*Provided information*:

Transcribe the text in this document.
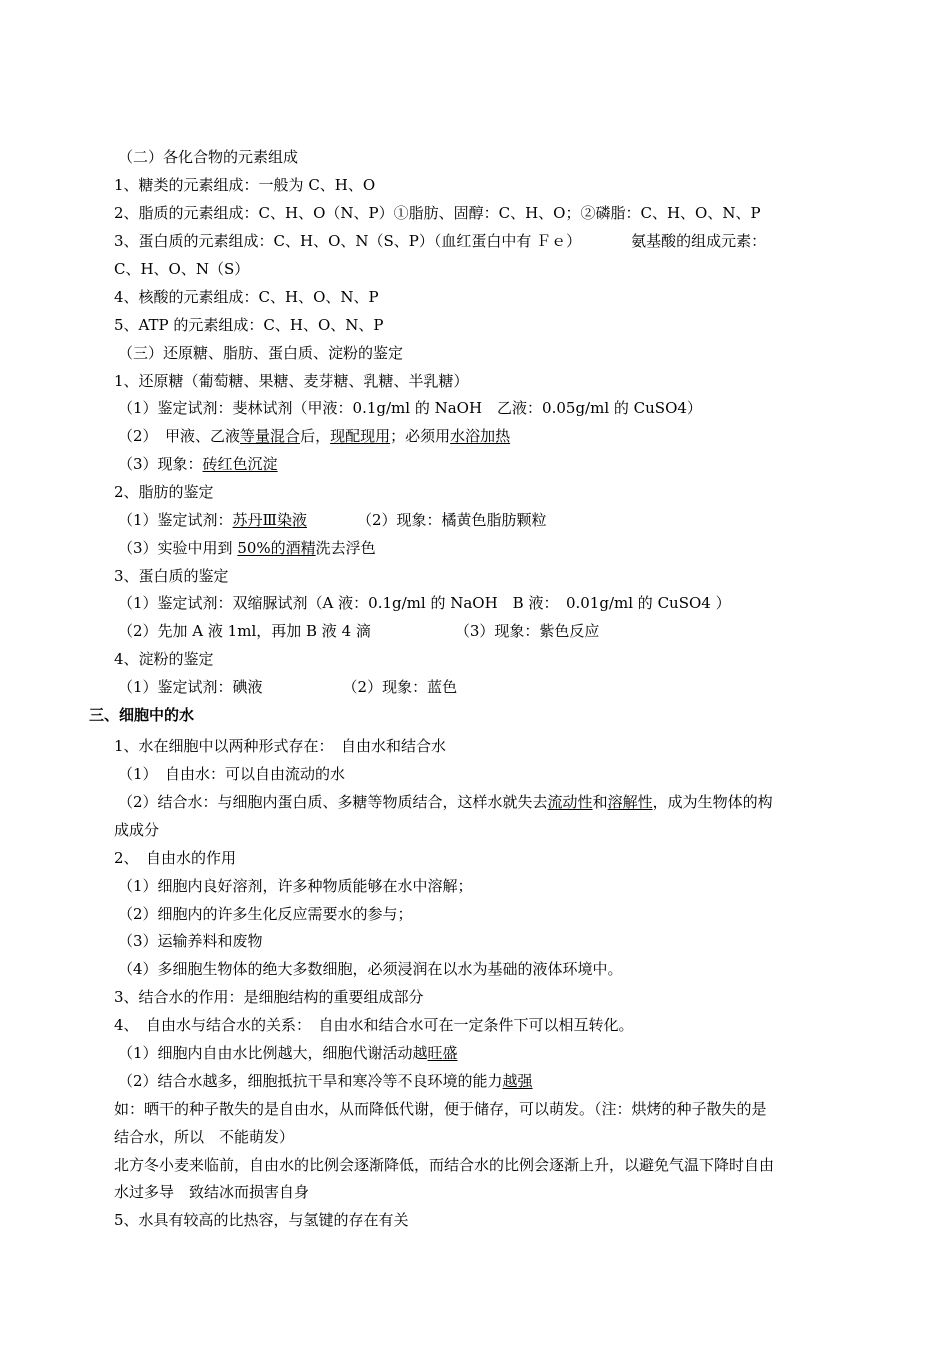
（二）各化合物的元素组成
1、糖类的元素组成：一般为 C、H、O
2、脂质的元素组成：C、H、O（N、P）①脂肪、固醇：C、H、O；②磷脂：C、H、O、N、P
3、蛋白质的元素组成：C、H、O、N（S、P）（血红蛋白中有 Ｆｅ）	氨基酸的组成元素：
C、H、O、N（S）
4、核酸的元素组成：C、H、O、N、P
5、ATP 的元素组成：C、H、O、N、P
（三）还原糖、脂肪、蛋白质、淀粉的鉴定
1、还原糖（葡萄糖、果糖、麦芽糖、乳糖、半乳糖）
（1）鉴定试剂：斐林试剂（甲液：0.1g/ml 的 NaOH　乙液：0.05g/ml 的 CuSO4）
（2）　甲液、乙液等量混合后，现配现用；必须用水浴加热
（3）现象：砖红色沉淀
2、脂肪的鉴定
（1）鉴定试剂：苏丹Ⅲ染液	（2）现象：橘黄色脂肪颗粒
（3）实验中用到 50%的酒精洗去浮色
3、蛋白质的鉴定
（1）鉴定试剂：双缩脲试剂（A 液：0.1g/ml 的 NaOH　B 液：　0.01g/ml 的 CuSO4 ）
（2）先加 A 液 1ml，再加 B 液 4 滴	（3）现象：紫色反应
4、淀粉的鉴定
（1）鉴定试剂：碘液	（2）现象：蓝色
三、细胞中的水
1、水在细胞中以两种形式存在：　自由水和结合水
（1）　自由水：可以自由流动的水
（2）结合水：与细胞内蛋白质、多糖等物质结合，这样水就失去流动性和溶解性，成为生物体的构
成成分
2、　自由水的作用
（1）细胞内良好溶剂，许多种物质能够在水中溶解；
（2）细胞内的许多生化反应需要水的参与；
（3）运输养料和废物
（4）多细胞生物体的绝大多数细胞，必须浸润在以水为基础的液体环境中。
3、结合水的作用：是细胞结构的重要组成部分
4、　自由水与结合水的关系：　自由水和结合水可在一定条件下可以相互转化。
（1）细胞内自由水比例越大，细胞代谢活动越旺盛
（2）结合水越多，细胞抵抗干旱和寒冷等不良环境的能力越强
如：晒干的种子散失的是自由水，从而降低代谢，便于储存，可以萌发。（注：烘烤的种子散失的是
结合水，所以　不能萌发）
北方冬小麦来临前，自由水的比例会逐渐降低，而结合水的比例会逐渐上升，以避免气温下降时自由
水过多导　致结冰而损害自身
5、水具有较高的比热容，与氢键的存在有关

*Exercise aim*: Omit every image. Quote each record exactly.

*Task answer*:
Transcribe the text in this document.
（二）各化合物的元素组成
1、糖类的元素组成：一般为 C、H、O
2、脂质的元素组成：C、H、O（N、P）①脂肪、固醇：C、H、O；②磷脂：C、H、O、N、P
3、蛋白质的元素组成：C、H、O、N（S、P）（血红蛋白中有 Ｆｅ）	氨基酸的组成元素：
C、H、O、N（S）
4、核酸的元素组成：C、H、O、N、P
5、ATP 的元素组成：C、H、O、N、P
（三）还原糖、脂肪、蛋白质、淀粉的鉴定
1、还原糖（葡萄糖、果糖、麦芽糖、乳糖、半乳糖）
（1）鉴定试剂：斐林试剂（甲液：0.1g/ml 的 NaOH　乙液：0.05g/ml 的 CuSO4）
（2）　甲液、乙液等量混合后，现配现用；必须用水浴加热
（3）现象：砖红色沉淀
2、脂肪的鉴定
（1）鉴定试剂：苏丹Ⅲ染液	（2）现象：橘黄色脂肪颗粒
（3）实验中用到 50%的酒精洗去浮色
3、蛋白质的鉴定
（1）鉴定试剂：双缩脲试剂（A 液：0.1g/ml 的 NaOH　B 液：　0.01g/ml 的 CuSO4 ）
（2）先加 A 液 1ml，再加 B 液 4 滴	（3）现象：紫色反应
4、淀粉的鉴定
（1）鉴定试剂：碘液	（2）现象：蓝色
三、细胞中的水
1、水在细胞中以两种形式存在：　自由水和结合水
（1）　自由水：可以自由流动的水
（2）结合水：与细胞内蛋白质、多糖等物质结合，这样水就失去流动性和溶解性，成为生物体的构
成成分
2、　自由水的作用
（1）细胞内良好溶剂，许多种物质能够在水中溶解；
（2）细胞内的许多生化反应需要水的参与；
（3）运输养料和废物
（4）多细胞生物体的绝大多数细胞，必须浸润在以水为基础的液体环境中。
3、结合水的作用：是细胞结构的重要组成部分
4、　自由水与结合水的关系：　自由水和结合水可在一定条件下可以相互转化。
（1）细胞内自由水比例越大，细胞代谢活动越旺盛
（2）结合水越多，细胞抵抗干旱和寒冷等不良环境的能力越强
如：晒干的种子散失的是自由水，从而降低代谢，便于储存，可以萌发。（注：烘烤的种子散失的是
结合水，所以　不能萌发）
北方冬小麦来临前，自由水的比例会逐渐降低，而结合水的比例会逐渐上升，以避免气温下降时自由
水过多导　致结冰而损害自身
5、水具有较高的比热容，与氢键的存在有关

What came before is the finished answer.